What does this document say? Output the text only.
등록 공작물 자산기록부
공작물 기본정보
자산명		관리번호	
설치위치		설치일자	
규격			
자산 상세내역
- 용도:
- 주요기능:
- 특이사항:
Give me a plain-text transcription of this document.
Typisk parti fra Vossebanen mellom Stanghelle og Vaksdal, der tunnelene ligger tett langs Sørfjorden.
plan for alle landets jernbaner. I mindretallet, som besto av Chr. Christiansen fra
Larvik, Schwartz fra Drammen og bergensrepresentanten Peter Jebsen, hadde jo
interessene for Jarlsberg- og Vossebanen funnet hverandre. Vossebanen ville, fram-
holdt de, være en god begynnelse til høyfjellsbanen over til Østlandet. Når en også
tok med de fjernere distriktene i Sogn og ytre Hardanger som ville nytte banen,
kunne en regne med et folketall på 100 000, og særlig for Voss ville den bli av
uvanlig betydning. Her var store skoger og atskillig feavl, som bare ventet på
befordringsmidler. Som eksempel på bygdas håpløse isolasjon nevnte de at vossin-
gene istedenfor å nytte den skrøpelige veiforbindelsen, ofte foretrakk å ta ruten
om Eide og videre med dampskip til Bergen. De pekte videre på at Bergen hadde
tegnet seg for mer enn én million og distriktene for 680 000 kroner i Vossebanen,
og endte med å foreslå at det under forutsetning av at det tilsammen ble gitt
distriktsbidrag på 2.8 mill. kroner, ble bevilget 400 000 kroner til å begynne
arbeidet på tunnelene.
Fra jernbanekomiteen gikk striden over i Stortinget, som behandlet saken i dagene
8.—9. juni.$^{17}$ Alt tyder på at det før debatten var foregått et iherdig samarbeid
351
■ ■ ■ ■ ■ ■ ■
Starting at the line that contains "Give me a plain-text", write out every line to the end of the entries, exactly as given.

Give me a plain-text transcription of this document.
Typisk parti fra Vossebanen mellom Stanghelle og Vaksdal, der tunnelene ligger tett langs Sørfjorden.
plan for alle landets jernbaner. I mindretallet, som besto av Chr. Christiansen fra
Larvik, Schwartz fra Drammen og bergensrepresentanten Peter Jebsen, hadde jo
interessene for Jarlsberg- og Vossebanen funnet hverandre. Vossebanen ville, fram-
holdt de, være en god begynnelse til høyfjellsbanen over til Østlandet. Når en også
tok med de fjernere distriktene i Sogn og ytre Hardanger som ville nytte banen,
kunne en regne med et folketall på 100 000, og særlig for Voss ville den bli av
uvanlig betydning. Her var store skoger og atskillig feavl, som bare ventet på
befordringsmidler. Som eksempel på bygdas håpløse isolasjon nevnte de at vossin-
gene istedenfor å nytte den skrøpelige veiforbindelsen, ofte foretrakk å ta ruten
om Eide og videre med dampskip til Bergen. De pekte videre på at Bergen hadde
tegnet seg for mer enn én million og distriktene for 680 000 kroner i Vossebanen,
og endte med å foreslå at det under forutsetning av at det tilsammen ble gitt
distriktsbidrag på 2.8 mill. kroner, ble bevilget 400 000 kroner til å begynne
arbeidet på tunnelene.
Fra jernbanekomiteen gikk striden over i Stortinget, som behandlet saken i dagene
8.—9. juni.$^{17}$ Alt tyder på at det før debatten var foregått et iherdig samarbeid
351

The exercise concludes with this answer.